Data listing
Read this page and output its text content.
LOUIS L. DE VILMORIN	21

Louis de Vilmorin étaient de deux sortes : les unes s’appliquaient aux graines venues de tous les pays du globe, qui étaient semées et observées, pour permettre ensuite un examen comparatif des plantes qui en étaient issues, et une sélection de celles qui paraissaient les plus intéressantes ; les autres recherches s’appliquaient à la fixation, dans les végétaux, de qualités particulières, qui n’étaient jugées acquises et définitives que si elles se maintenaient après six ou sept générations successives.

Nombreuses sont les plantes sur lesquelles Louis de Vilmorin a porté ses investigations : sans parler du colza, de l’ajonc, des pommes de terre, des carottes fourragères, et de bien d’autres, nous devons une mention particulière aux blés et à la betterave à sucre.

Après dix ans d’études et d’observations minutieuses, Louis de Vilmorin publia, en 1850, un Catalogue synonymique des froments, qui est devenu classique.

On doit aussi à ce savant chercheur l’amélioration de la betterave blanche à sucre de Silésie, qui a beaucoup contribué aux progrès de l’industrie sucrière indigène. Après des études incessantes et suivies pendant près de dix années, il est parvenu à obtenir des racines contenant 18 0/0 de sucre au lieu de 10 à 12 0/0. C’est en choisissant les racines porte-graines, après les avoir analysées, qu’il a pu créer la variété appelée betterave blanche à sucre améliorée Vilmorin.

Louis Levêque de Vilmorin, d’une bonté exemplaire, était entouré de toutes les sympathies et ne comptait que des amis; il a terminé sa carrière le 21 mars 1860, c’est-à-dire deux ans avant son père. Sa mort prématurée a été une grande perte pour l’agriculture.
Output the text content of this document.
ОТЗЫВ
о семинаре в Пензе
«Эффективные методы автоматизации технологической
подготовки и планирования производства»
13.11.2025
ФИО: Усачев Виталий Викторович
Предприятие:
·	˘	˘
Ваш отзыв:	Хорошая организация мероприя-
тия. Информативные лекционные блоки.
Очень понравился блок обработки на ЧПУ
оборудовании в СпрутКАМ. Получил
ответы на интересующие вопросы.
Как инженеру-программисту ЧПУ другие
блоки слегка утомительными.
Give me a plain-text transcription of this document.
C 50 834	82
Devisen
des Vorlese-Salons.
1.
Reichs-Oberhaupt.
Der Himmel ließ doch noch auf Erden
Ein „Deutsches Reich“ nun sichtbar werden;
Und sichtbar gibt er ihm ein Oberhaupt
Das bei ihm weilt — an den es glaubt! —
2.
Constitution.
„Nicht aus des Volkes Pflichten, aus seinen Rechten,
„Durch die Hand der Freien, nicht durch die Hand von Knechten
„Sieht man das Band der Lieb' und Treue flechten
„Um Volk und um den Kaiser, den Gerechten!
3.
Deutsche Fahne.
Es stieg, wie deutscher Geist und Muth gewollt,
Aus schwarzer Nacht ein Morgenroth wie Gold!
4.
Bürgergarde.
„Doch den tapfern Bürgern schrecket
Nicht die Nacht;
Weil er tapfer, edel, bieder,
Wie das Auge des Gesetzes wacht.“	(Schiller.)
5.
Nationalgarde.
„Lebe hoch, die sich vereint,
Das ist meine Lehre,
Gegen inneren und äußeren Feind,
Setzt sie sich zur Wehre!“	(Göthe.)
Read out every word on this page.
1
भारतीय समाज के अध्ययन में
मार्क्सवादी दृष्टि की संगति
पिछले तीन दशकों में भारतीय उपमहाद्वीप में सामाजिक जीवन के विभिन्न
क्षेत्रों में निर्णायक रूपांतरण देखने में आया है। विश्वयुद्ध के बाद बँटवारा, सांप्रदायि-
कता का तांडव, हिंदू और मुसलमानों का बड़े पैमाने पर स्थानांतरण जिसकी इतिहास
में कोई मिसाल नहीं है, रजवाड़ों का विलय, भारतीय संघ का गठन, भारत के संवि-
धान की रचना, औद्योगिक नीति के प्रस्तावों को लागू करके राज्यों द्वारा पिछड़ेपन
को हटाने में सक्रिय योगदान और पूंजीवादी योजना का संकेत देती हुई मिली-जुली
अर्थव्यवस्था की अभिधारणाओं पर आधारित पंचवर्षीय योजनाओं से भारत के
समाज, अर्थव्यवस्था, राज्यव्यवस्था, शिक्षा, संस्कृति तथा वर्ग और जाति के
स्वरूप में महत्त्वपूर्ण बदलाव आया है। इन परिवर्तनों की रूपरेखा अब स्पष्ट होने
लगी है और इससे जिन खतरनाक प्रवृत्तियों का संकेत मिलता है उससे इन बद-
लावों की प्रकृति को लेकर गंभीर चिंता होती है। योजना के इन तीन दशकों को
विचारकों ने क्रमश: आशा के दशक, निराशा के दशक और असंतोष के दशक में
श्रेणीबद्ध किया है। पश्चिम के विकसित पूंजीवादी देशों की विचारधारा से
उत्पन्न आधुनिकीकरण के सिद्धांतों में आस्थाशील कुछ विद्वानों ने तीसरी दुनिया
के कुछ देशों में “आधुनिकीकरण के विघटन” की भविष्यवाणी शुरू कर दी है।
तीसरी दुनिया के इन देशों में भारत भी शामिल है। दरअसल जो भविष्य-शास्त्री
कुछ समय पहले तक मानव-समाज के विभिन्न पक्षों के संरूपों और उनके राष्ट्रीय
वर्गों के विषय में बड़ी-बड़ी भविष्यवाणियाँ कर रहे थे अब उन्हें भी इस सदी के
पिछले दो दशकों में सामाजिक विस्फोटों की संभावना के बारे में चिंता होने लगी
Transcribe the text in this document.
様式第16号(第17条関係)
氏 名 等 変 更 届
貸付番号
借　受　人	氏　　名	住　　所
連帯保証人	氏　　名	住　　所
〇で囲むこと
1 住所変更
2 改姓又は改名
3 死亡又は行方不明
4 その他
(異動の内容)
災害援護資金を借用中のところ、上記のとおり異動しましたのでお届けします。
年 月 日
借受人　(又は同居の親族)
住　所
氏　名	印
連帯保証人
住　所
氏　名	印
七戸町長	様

§ **SHORT EXERCISE**: Check each line above for the string "Oberhaupt" and show the ones that have it.

§ **RESPONSE**:
Reichs-Oberhaupt.
Und sichtbar gibt er ihm ein Oberhaupt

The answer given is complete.